:: EXERCISE INSTRUCTIONS ::
Leave out the images and repeat the listing below without a single change.
-- start --
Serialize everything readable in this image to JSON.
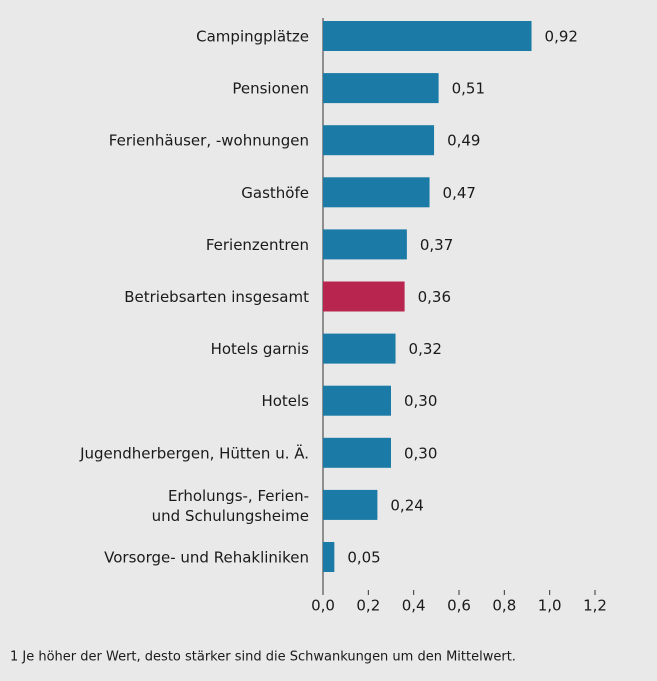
{
  "chart_data": {
    "type": "barh",
    "categories": [
      "Campingplätze",
      "Pensionen",
      "Ferienhäuser, -wohnungen",
      "Gasthöfe",
      "Ferienzentren",
      "Betriebsarten insgesamt",
      "Hotels garnis",
      "Hotels",
      "Jugendherbergen, Hütten u. Ä.",
      "Erholungs-, Ferien-\nund Schulungsheime",
      "Vorsorge- und Rehakliniken"
    ],
    "values": [
      0.92,
      0.51,
      0.49,
      0.47,
      0.37,
      0.36,
      0.32,
      0.3,
      0.3,
      0.24,
      0.05
    ],
    "value_labels": [
      "0,92",
      "0,51",
      "0,49",
      "0,47",
      "0,37",
      "0,36",
      "0,32",
      "0,30",
      "0,30",
      "0,24",
      "0,05"
    ],
    "colors": [
      "#1b7ba6",
      "#1b7ba6",
      "#1b7ba6",
      "#1b7ba6",
      "#1b7ba6",
      "#b82650",
      "#1b7ba6",
      "#1b7ba6",
      "#1b7ba6",
      "#1b7ba6",
      "#1b7ba6"
    ],
    "xlim": [
      0,
      1.2
    ],
    "xticks": [
      {
        "value": 0,
        "label": "0,0"
      },
      {
        "value": 0.2,
        "label": "0,2"
      },
      {
        "value": 0.4,
        "label": "0,4"
      },
      {
        "value": 0.6,
        "label": "0,6"
      },
      {
        "value": 0.8,
        "label": "0,8"
      },
      {
        "value": 1.0,
        "label": "1,0"
      },
      {
        "value": 1.2,
        "label": "1,2"
      }
    ],
    "footnote": "1 Je höher der Wert, desto stärker sind die Schwankungen um den Mittelwert."
  }
}
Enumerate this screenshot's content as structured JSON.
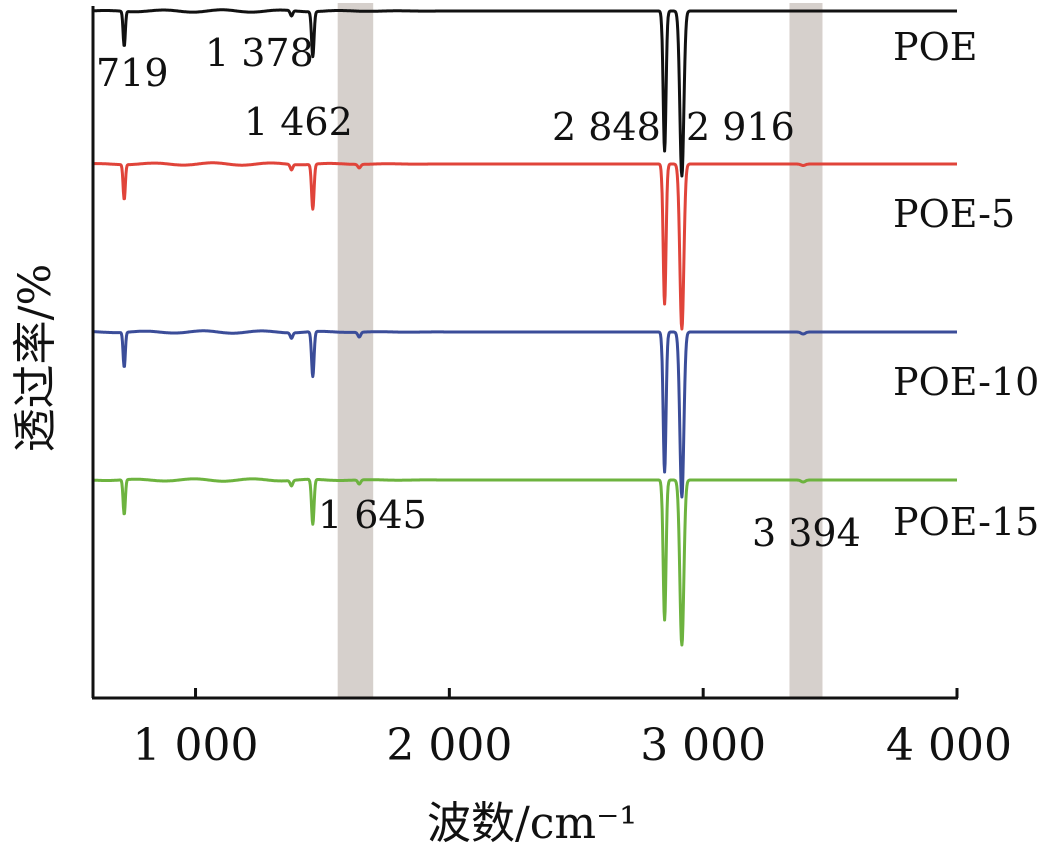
{
  "chart_data": {
    "type": "line",
    "xlabel": "波数/cm⁻¹",
    "ylabel": "透过率/%",
    "xlim": [
      600,
      4000
    ],
    "x_ticks": [
      {
        "value": 1000,
        "label": "1 000"
      },
      {
        "value": 2000,
        "label": "2 000"
      },
      {
        "value": 3000,
        "label": "3 000"
      },
      {
        "value": 4000,
        "label": "4 000"
      }
    ],
    "grid": false,
    "legend": "series names printed at right end of each trace",
    "highlight_bands": [
      [
        1560,
        1700
      ],
      [
        3340,
        3470
      ]
    ],
    "highlight_color": "#d6d0cc",
    "series": [
      {
        "name": "POE",
        "color": "#111111",
        "baseline": 0,
        "bands": [
          [
            719,
            1.0
          ],
          [
            1378,
            0.45
          ],
          [
            1462,
            1.0
          ],
          [
            1645,
            0.0
          ],
          [
            2848,
            1.0
          ],
          [
            2916,
            1.0
          ],
          [
            3394,
            0.0
          ]
        ]
      },
      {
        "name": "POE-5",
        "color": "#e0443a",
        "baseline": 1,
        "bands": [
          [
            719,
            1.0
          ],
          [
            1378,
            0.45
          ],
          [
            1462,
            1.0
          ],
          [
            1645,
            0.3
          ],
          [
            2848,
            1.0
          ],
          [
            2916,
            1.0
          ],
          [
            3394,
            0.15
          ]
        ]
      },
      {
        "name": "POE-10",
        "color": "#3b4d99",
        "baseline": 2,
        "bands": [
          [
            719,
            1.0
          ],
          [
            1378,
            0.45
          ],
          [
            1462,
            1.0
          ],
          [
            1645,
            0.4
          ],
          [
            2848,
            1.0
          ],
          [
            2916,
            1.0
          ],
          [
            3394,
            0.2
          ]
        ]
      },
      {
        "name": "POE-15",
        "color": "#6db33f",
        "baseline": 3,
        "bands": [
          [
            719,
            1.0
          ],
          [
            1378,
            0.45
          ],
          [
            1462,
            1.0
          ],
          [
            1645,
            0.35
          ],
          [
            2848,
            1.0
          ],
          [
            2916,
            1.0
          ],
          [
            3394,
            0.2
          ]
        ]
      }
    ],
    "annotations": [
      "719",
      "1 378",
      "1 462",
      "2 848",
      "2 916",
      "1 645",
      "3 394"
    ]
  }
}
-- end --
:: EXPECTED ANSWER ::
Serialize everything readable in this image to JSON.
{
  "chart_data": {
    "type": "barh",
    "categories": [
      "Campingplätze",
      "Pensionen",
      "Ferienhäuser, -wohnungen",
      "Gasthöfe",
      "Ferienzentren",
      "Betriebsarten insgesamt",
      "Hotels garnis",
      "Hotels",
      "Jugendherbergen, Hütten u. Ä.",
      "Erholungs-, Ferien-\nund Schulungsheime",
      "Vorsorge- und Rehakliniken"
    ],
    "values": [
      0.92,
      0.51,
      0.49,
      0.47,
      0.37,
      0.36,
      0.32,
      0.3,
      0.3,
      0.24,
      0.05
    ],
    "value_labels": [
      "0,92",
      "0,51",
      "0,49",
      "0,47",
      "0,37",
      "0,36",
      "0,32",
      "0,30",
      "0,30",
      "0,24",
      "0,05"
    ],
    "colors": [
      "#1b7ba6",
      "#1b7ba6",
      "#1b7ba6",
      "#1b7ba6",
      "#1b7ba6",
      "#b82650",
      "#1b7ba6",
      "#1b7ba6",
      "#1b7ba6",
      "#1b7ba6",
      "#1b7ba6"
    ],
    "xlim": [
      0,
      1.2
    ],
    "xticks": [
      {
        "value": 0,
        "label": "0,0"
      },
      {
        "value": 0.2,
        "label": "0,2"
      },
      {
        "value": 0.4,
        "label": "0,4"
      },
      {
        "value": 0.6,
        "label": "0,6"
      },
      {
        "value": 0.8,
        "label": "0,8"
      },
      {
        "value": 1.0,
        "label": "1,0"
      },
      {
        "value": 1.2,
        "label": "1,2"
      }
    ],
    "footnote": "1 Je höher der Wert, desto stärker sind die Schwankungen um den Mittelwert."
  }
}
Enumerate this screenshot's content as structured JSON.
{
  "chart_data": {
    "type": "line",
    "xlabel": "波数/cm⁻¹",
    "ylabel": "透过率/%",
    "xlim": [
      600,
      4000
    ],
    "x_ticks": [
      {
        "value": 1000,
        "label": "1 000"
      },
      {
        "value": 2000,
        "label": "2 000"
      },
      {
        "value": 3000,
        "label": "3 000"
      },
      {
        "value": 4000,
        "label": "4 000"
      }
    ],
    "grid": false,
    "legend": "series names printed at right end of each trace",
    "highlight_bands": [
      [
        1560,
        1700
      ],
      [
        3340,
        3470
      ]
    ],
    "highlight_color": "#d6d0cc",
    "series": [
      {
        "name": "POE",
        "color": "#111111",
        "baseline": 0,
        "bands": [
          [
            719,
            1.0
          ],
          [
            1378,
            0.45
          ],
          [
            1462,
            1.0
          ],
          [
            1645,
            0.0
          ],
          [
            2848,
            1.0
          ],
          [
            2916,
            1.0
          ],
          [
            3394,
            0.0
          ]
        ]
      },
      {
        "name": "POE-5",
        "color": "#e0443a",
        "baseline": 1,
        "bands": [
          [
            719,
            1.0
          ],
          [
            1378,
            0.45
          ],
          [
            1462,
            1.0
          ],
          [
            1645,
            0.3
          ],
          [
            2848,
            1.0
          ],
          [
            2916,
            1.0
          ],
          [
            3394,
            0.15
          ]
        ]
      },
      {
        "name": "POE-10",
        "color": "#3b4d99",
        "baseline": 2,
        "bands": [
          [
            719,
            1.0
          ],
          [
            1378,
            0.45
          ],
          [
            1462,
            1.0
          ],
          [
            1645,
            0.4
          ],
          [
            2848,
            1.0
          ],
          [
            2916,
            1.0
          ],
          [
            3394,
            0.2
          ]
        ]
      },
      {
        "name": "POE-15",
        "color": "#6db33f",
        "baseline": 3,
        "bands": [
          [
            719,
            1.0
          ],
          [
            1378,
            0.45
          ],
          [
            1462,
            1.0
          ],
          [
            1645,
            0.35
          ],
          [
            2848,
            1.0
          ],
          [
            2916,
            1.0
          ],
          [
            3394,
            0.2
          ]
        ]
      }
    ],
    "annotations": [
      "719",
      "1 378",
      "1 462",
      "2 848",
      "2 916",
      "1 645",
      "3 394"
    ]
  }
}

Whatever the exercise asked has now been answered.